** START OF Extracted records **

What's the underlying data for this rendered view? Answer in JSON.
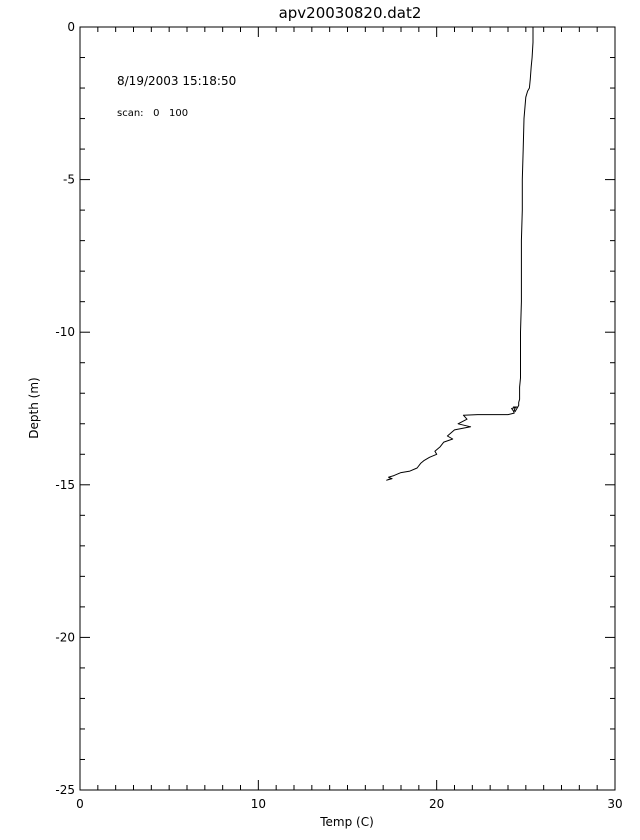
{
  "chart_data": {
    "type": "line",
    "title": "apv20030820.dat2",
    "xlabel": "Temp (C)",
    "ylabel": "Depth (m)",
    "xlim": [
      0,
      30
    ],
    "ylim": [
      -25,
      0
    ],
    "x_major_ticks": [
      0,
      10,
      20,
      30
    ],
    "x_tick_labels": [
      "0",
      "10",
      "20",
      "30"
    ],
    "y_major_ticks": [
      0,
      -5,
      -10,
      -15,
      -20,
      -25
    ],
    "y_tick_labels": [
      "0",
      "-5",
      "-10",
      "-15",
      "-20",
      "-25"
    ],
    "grid": false,
    "legend": "none",
    "annotations": {
      "datetime": "8/19/2003 15:18:50",
      "scan": "scan:   0   100"
    },
    "series": [
      {
        "color": "#000000",
        "x": [
          25.4,
          25.4,
          25.35,
          25.3,
          25.25,
          25.2,
          25.1,
          25.0,
          24.9,
          24.85,
          24.8,
          24.8,
          24.75,
          24.75,
          24.75,
          24.7,
          24.7,
          24.7,
          24.7,
          24.65,
          24.65,
          24.65,
          24.6,
          24.6,
          24.6,
          24.55,
          24.5,
          24.45,
          24.4,
          24.35,
          24.4,
          24.3,
          24.5,
          24.2,
          24.3,
          24.35,
          24.0,
          23.0,
          22.5,
          22.3,
          21.5,
          21.7,
          21.2,
          21.9,
          21.0,
          20.6,
          20.9,
          20.4,
          20.2,
          19.9,
          20.0,
          19.6,
          19.3,
          19.1,
          18.9,
          18.5,
          18.0,
          17.8,
          17.6,
          17.3,
          17.5,
          17.2,
          17.4
        ],
        "y": [
          0,
          -0.5,
          -1.0,
          -1.3,
          -1.7,
          -2.0,
          -2.1,
          -2.3,
          -3.0,
          -4.0,
          -5.0,
          -6.0,
          -7.0,
          -8.0,
          -9.0,
          -10.0,
          -10.5,
          -11.0,
          -11.5,
          -11.8,
          -12.0,
          -12.2,
          -12.3,
          -12.35,
          -12.4,
          -12.45,
          -12.5,
          -12.55,
          -12.6,
          -12.55,
          -12.5,
          -12.45,
          -12.45,
          -12.5,
          -12.58,
          -12.65,
          -12.7,
          -12.7,
          -12.7,
          -12.7,
          -12.72,
          -12.85,
          -13.0,
          -13.1,
          -13.2,
          -13.4,
          -13.5,
          -13.6,
          -13.75,
          -13.9,
          -14.0,
          -14.1,
          -14.2,
          -14.3,
          -14.45,
          -14.55,
          -14.6,
          -14.65,
          -14.7,
          -14.75,
          -14.8,
          -14.85,
          -14.8
        ]
      }
    ]
  }
}
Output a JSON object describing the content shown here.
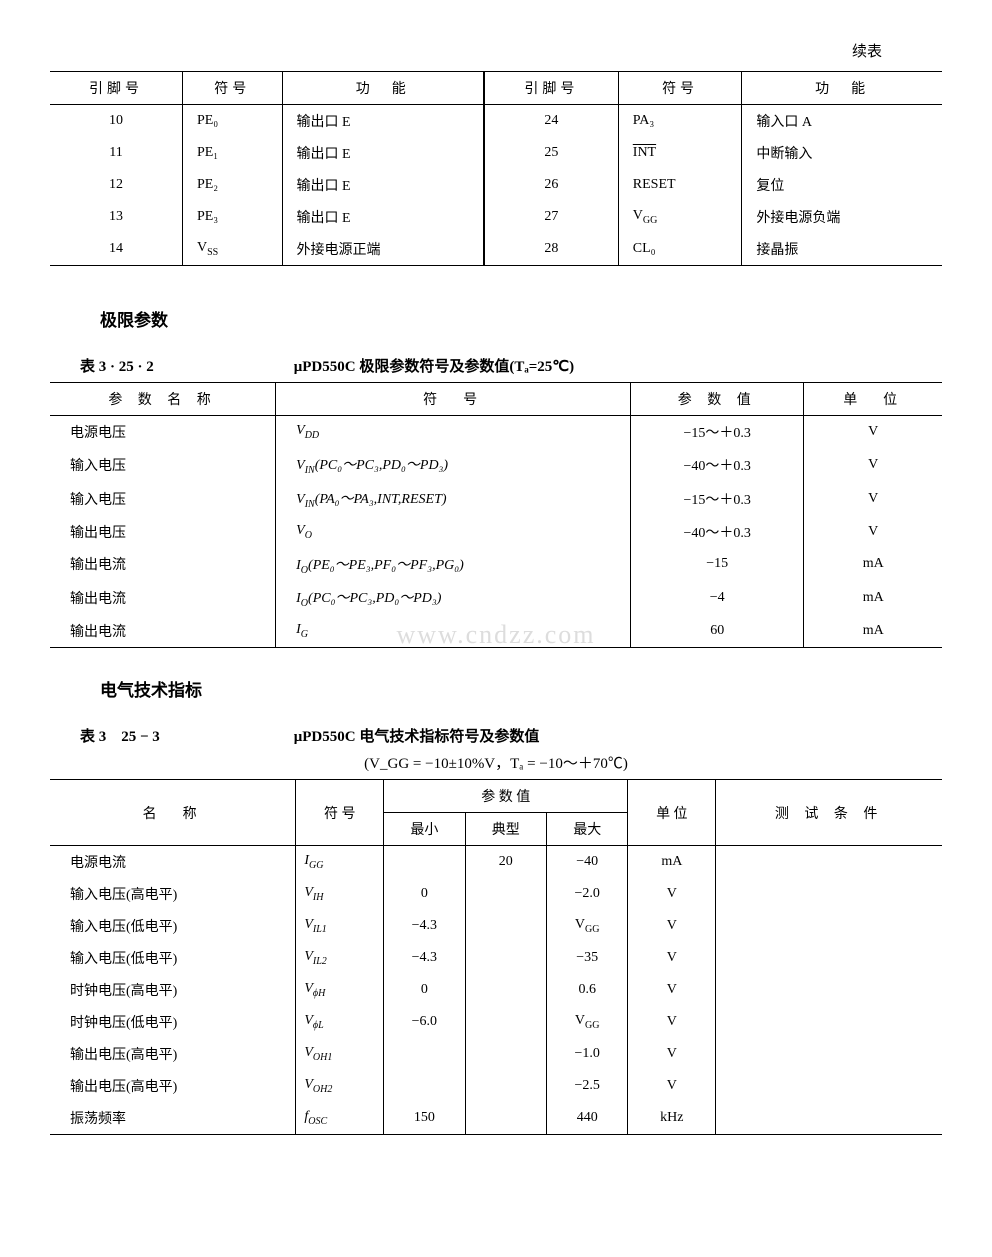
{
  "cont_label": "续表",
  "table1": {
    "headers": [
      "引脚号",
      "符号",
      "功　能",
      "引脚号",
      "符号",
      "功　能"
    ],
    "rows": [
      {
        "p1": "10",
        "s1": "PE₀",
        "f1": "输出口 E",
        "p2": "24",
        "s2": "PA₃",
        "f2": "输入口 A"
      },
      {
        "p1": "11",
        "s1": "PE₁",
        "f1": "输出口 E",
        "p2": "25",
        "s2": "INT",
        "f2": "中断输入",
        "ov": true
      },
      {
        "p1": "12",
        "s1": "PE₂",
        "f1": "输出口 E",
        "p2": "26",
        "s2": "RESET",
        "f2": "复位"
      },
      {
        "p1": "13",
        "s1": "PE₃",
        "f1": "输出口 E",
        "p2": "27",
        "s2": "V_GG",
        "f2": "外接电源负端"
      },
      {
        "p1": "14",
        "s1": "V_SS",
        "f1": "外接电源正端",
        "p2": "28",
        "s2": "CL₀",
        "f2": "接晶振"
      }
    ]
  },
  "section2": "极限参数",
  "cap2_no": "表 3 · 25 · 2",
  "cap2_title": "μPD550C 极限参数符号及参数值(Tₐ=25℃)",
  "table2": {
    "headers": [
      "参 数 名 称",
      "符　号",
      "参 数 值",
      "单　位"
    ],
    "rows": [
      {
        "n": "电源电压",
        "s": "V_DD",
        "v": "−15～＋0.3",
        "u": "V"
      },
      {
        "n": "输入电压",
        "s": "V_IN(PC₀～PC₃,PD₀～PD₃)",
        "v": "−40～＋0.3",
        "u": "V"
      },
      {
        "n": "输入电压",
        "s": "V_IN(PA₀～PA₃,INT,RESET)",
        "v": "−15～＋0.3",
        "u": "V"
      },
      {
        "n": "输出电压",
        "s": "V_O",
        "v": "−40～＋0.3",
        "u": "V"
      },
      {
        "n": "输出电流",
        "s": "I_O(PE₀～PE₃,PF₀～PF₃,PG₀)",
        "v": "−15",
        "u": "mA"
      },
      {
        "n": "输出电流",
        "s": "I_O(PC₀～PC₃,PD₀～PD₃)",
        "v": "−4",
        "u": "mA"
      },
      {
        "n": "输出电流",
        "s": "I_G",
        "v": "60",
        "u": "mA"
      }
    ]
  },
  "watermark": "www.cndzz.com",
  "section3": "电气技术指标",
  "cap3_no": "表 3　25 − 3",
  "cap3_title": "μPD550C 电气技术指标符号及参数值",
  "cap3_sub": "(V_GG = −10±10%V，Tₐ = −10～＋70℃)",
  "table3": {
    "h_name": "名　称",
    "h_sym": "符 号",
    "h_val": "参 数 值",
    "h_min": "最小",
    "h_typ": "典型",
    "h_max": "最大",
    "h_unit": "单 位",
    "h_cond": "测 试 条 件",
    "rows": [
      {
        "n": "电源电流",
        "s": "I_GG",
        "min": "",
        "typ": "20",
        "max": "−40",
        "u": "mA",
        "c": ""
      },
      {
        "n": "输入电压(高电平)",
        "s": "V_IH",
        "min": "0",
        "typ": "",
        "max": "−2.0",
        "u": "V",
        "c": ""
      },
      {
        "n": "输入电压(低电平)",
        "s": "V_IL1",
        "min": "−4.3",
        "typ": "",
        "max": "V_GG",
        "u": "V",
        "c": ""
      },
      {
        "n": "输入电压(低电平)",
        "s": "V_IL2",
        "min": "−4.3",
        "typ": "",
        "max": "−35",
        "u": "V",
        "c": ""
      },
      {
        "n": "时钟电压(高电平)",
        "s": "V_ϕH",
        "min": "0",
        "typ": "",
        "max": "0.6",
        "u": "V",
        "c": ""
      },
      {
        "n": "时钟电压(低电平)",
        "s": "V_ϕL",
        "min": "−6.0",
        "typ": "",
        "max": "V_GG",
        "u": "V",
        "c": ""
      },
      {
        "n": "输出电压(高电平)",
        "s": "V_OH1",
        "min": "",
        "typ": "",
        "max": "−1.0",
        "u": "V",
        "c": ""
      },
      {
        "n": "输出电压(高电平)",
        "s": "V_OH2",
        "min": "",
        "typ": "",
        "max": "−2.5",
        "u": "V",
        "c": ""
      },
      {
        "n": "振荡频率",
        "s": "f_OSC",
        "min": "150",
        "typ": "",
        "max": "440",
        "u": "kHz",
        "c": ""
      }
    ]
  }
}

** END OF Extracted records **

_Short problem_
Return the material word for word. Pictures are not part of the copy.

_Reply_
What's the underlying data for this rendered view? Answer in JSON.
{
  "chart_data": {
    "type": "line",
    "title": "apv20030820.dat2",
    "xlabel": "Temp (C)",
    "ylabel": "Depth (m)",
    "xlim": [
      0,
      30
    ],
    "ylim": [
      -25,
      0
    ],
    "x_major_ticks": [
      0,
      10,
      20,
      30
    ],
    "x_tick_labels": [
      "0",
      "10",
      "20",
      "30"
    ],
    "y_major_ticks": [
      0,
      -5,
      -10,
      -15,
      -20,
      -25
    ],
    "y_tick_labels": [
      "0",
      "-5",
      "-10",
      "-15",
      "-20",
      "-25"
    ],
    "grid": false,
    "legend": "none",
    "annotations": {
      "datetime": "8/19/2003 15:18:50",
      "scan": "scan:   0   100"
    },
    "series": [
      {
        "color": "#000000",
        "x": [
          25.4,
          25.4,
          25.35,
          25.3,
          25.25,
          25.2,
          25.1,
          25.0,
          24.9,
          24.85,
          24.8,
          24.8,
          24.75,
          24.75,
          24.75,
          24.7,
          24.7,
          24.7,
          24.7,
          24.65,
          24.65,
          24.65,
          24.6,
          24.6,
          24.6,
          24.55,
          24.5,
          24.45,
          24.4,
          24.35,
          24.4,
          24.3,
          24.5,
          24.2,
          24.3,
          24.35,
          24.0,
          23.0,
          22.5,
          22.3,
          21.5,
          21.7,
          21.2,
          21.9,
          21.0,
          20.6,
          20.9,
          20.4,
          20.2,
          19.9,
          20.0,
          19.6,
          19.3,
          19.1,
          18.9,
          18.5,
          18.0,
          17.8,
          17.6,
          17.3,
          17.5,
          17.2,
          17.4
        ],
        "y": [
          0,
          -0.5,
          -1.0,
          -1.3,
          -1.7,
          -2.0,
          -2.1,
          -2.3,
          -3.0,
          -4.0,
          -5.0,
          -6.0,
          -7.0,
          -8.0,
          -9.0,
          -10.0,
          -10.5,
          -11.0,
          -11.5,
          -11.8,
          -12.0,
          -12.2,
          -12.3,
          -12.35,
          -12.4,
          -12.45,
          -12.5,
          -12.55,
          -12.6,
          -12.55,
          -12.5,
          -12.45,
          -12.45,
          -12.5,
          -12.58,
          -12.65,
          -12.7,
          -12.7,
          -12.7,
          -12.7,
          -12.72,
          -12.85,
          -13.0,
          -13.1,
          -13.2,
          -13.4,
          -13.5,
          -13.6,
          -13.75,
          -13.9,
          -14.0,
          -14.1,
          -14.2,
          -14.3,
          -14.45,
          -14.55,
          -14.6,
          -14.65,
          -14.7,
          -14.75,
          -14.8,
          -14.85,
          -14.8
        ]
      }
    ]
  }
}
Output a JSON object describing the content shown here.
{
  "cont_label": "续表",
  "table1": {
    "headers": [
      "引脚号",
      "符号",
      "功　能",
      "引脚号",
      "符号",
      "功　能"
    ],
    "rows": [
      {
        "p1": "10",
        "s1": "PE₀",
        "f1": "输出口 E",
        "p2": "24",
        "s2": "PA₃",
        "f2": "输入口 A"
      },
      {
        "p1": "11",
        "s1": "PE₁",
        "f1": "输出口 E",
        "p2": "25",
        "s2": "INT",
        "f2": "中断输入",
        "ov": true
      },
      {
        "p1": "12",
        "s1": "PE₂",
        "f1": "输出口 E",
        "p2": "26",
        "s2": "RESET",
        "f2": "复位"
      },
      {
        "p1": "13",
        "s1": "PE₃",
        "f1": "输出口 E",
        "p2": "27",
        "s2": "V_GG",
        "f2": "外接电源负端"
      },
      {
        "p1": "14",
        "s1": "V_SS",
        "f1": "外接电源正端",
        "p2": "28",
        "s2": "CL₀",
        "f2": "接晶振"
      }
    ]
  },
  "section2": "极限参数",
  "cap2_no": "表 3 · 25 · 2",
  "cap2_title": "μPD550C 极限参数符号及参数值(Tₐ=25℃)",
  "table2": {
    "headers": [
      "参 数 名 称",
      "符　号",
      "参 数 值",
      "单　位"
    ],
    "rows": [
      {
        "n": "电源电压",
        "s": "V_DD",
        "v": "−15～＋0.3",
        "u": "V"
      },
      {
        "n": "输入电压",
        "s": "V_IN(PC₀～PC₃,PD₀～PD₃)",
        "v": "−40～＋0.3",
        "u": "V"
      },
      {
        "n": "输入电压",
        "s": "V_IN(PA₀～PA₃,INT,RESET)",
        "v": "−15～＋0.3",
        "u": "V"
      },
      {
        "n": "输出电压",
        "s": "V_O",
        "v": "−40～＋0.3",
        "u": "V"
      },
      {
        "n": "输出电流",
        "s": "I_O(PE₀～PE₃,PF₀～PF₃,PG₀)",
        "v": "−15",
        "u": "mA"
      },
      {
        "n": "输出电流",
        "s": "I_O(PC₀～PC₃,PD₀～PD₃)",
        "v": "−4",
        "u": "mA"
      },
      {
        "n": "输出电流",
        "s": "I_G",
        "v": "60",
        "u": "mA"
      }
    ]
  },
  "watermark": "www.cndzz.com",
  "section3": "电气技术指标",
  "cap3_no": "表 3　25 − 3",
  "cap3_title": "μPD550C 电气技术指标符号及参数值",
  "cap3_sub": "(V_GG = −10±10%V，Tₐ = −10～＋70℃)",
  "table3": {
    "h_name": "名　称",
    "h_sym": "符 号",
    "h_val": "参 数 值",
    "h_min": "最小",
    "h_typ": "典型",
    "h_max": "最大",
    "h_unit": "单 位",
    "h_cond": "测 试 条 件",
    "rows": [
      {
        "n": "电源电流",
        "s": "I_GG",
        "min": "",
        "typ": "20",
        "max": "−40",
        "u": "mA",
        "c": ""
      },
      {
        "n": "输入电压(高电平)",
        "s": "V_IH",
        "min": "0",
        "typ": "",
        "max": "−2.0",
        "u": "V",
        "c": ""
      },
      {
        "n": "输入电压(低电平)",
        "s": "V_IL1",
        "min": "−4.3",
        "typ": "",
        "max": "V_GG",
        "u": "V",
        "c": ""
      },
      {
        "n": "输入电压(低电平)",
        "s": "V_IL2",
        "min": "−4.3",
        "typ": "",
        "max": "−35",
        "u": "V",
        "c": ""
      },
      {
        "n": "时钟电压(高电平)",
        "s": "V_ϕH",
        "min": "0",
        "typ": "",
        "max": "0.6",
        "u": "V",
        "c": ""
      },
      {
        "n": "时钟电压(低电平)",
        "s": "V_ϕL",
        "min": "−6.0",
        "typ": "",
        "max": "V_GG",
        "u": "V",
        "c": ""
      },
      {
        "n": "输出电压(高电平)",
        "s": "V_OH1",
        "min": "",
        "typ": "",
        "max": "−1.0",
        "u": "V",
        "c": ""
      },
      {
        "n": "输出电压(高电平)",
        "s": "V_OH2",
        "min": "",
        "typ": "",
        "max": "−2.5",
        "u": "V",
        "c": ""
      },
      {
        "n": "振荡频率",
        "s": "f_OSC",
        "min": "150",
        "typ": "",
        "max": "440",
        "u": "kHz",
        "c": ""
      }
    ]
  }
}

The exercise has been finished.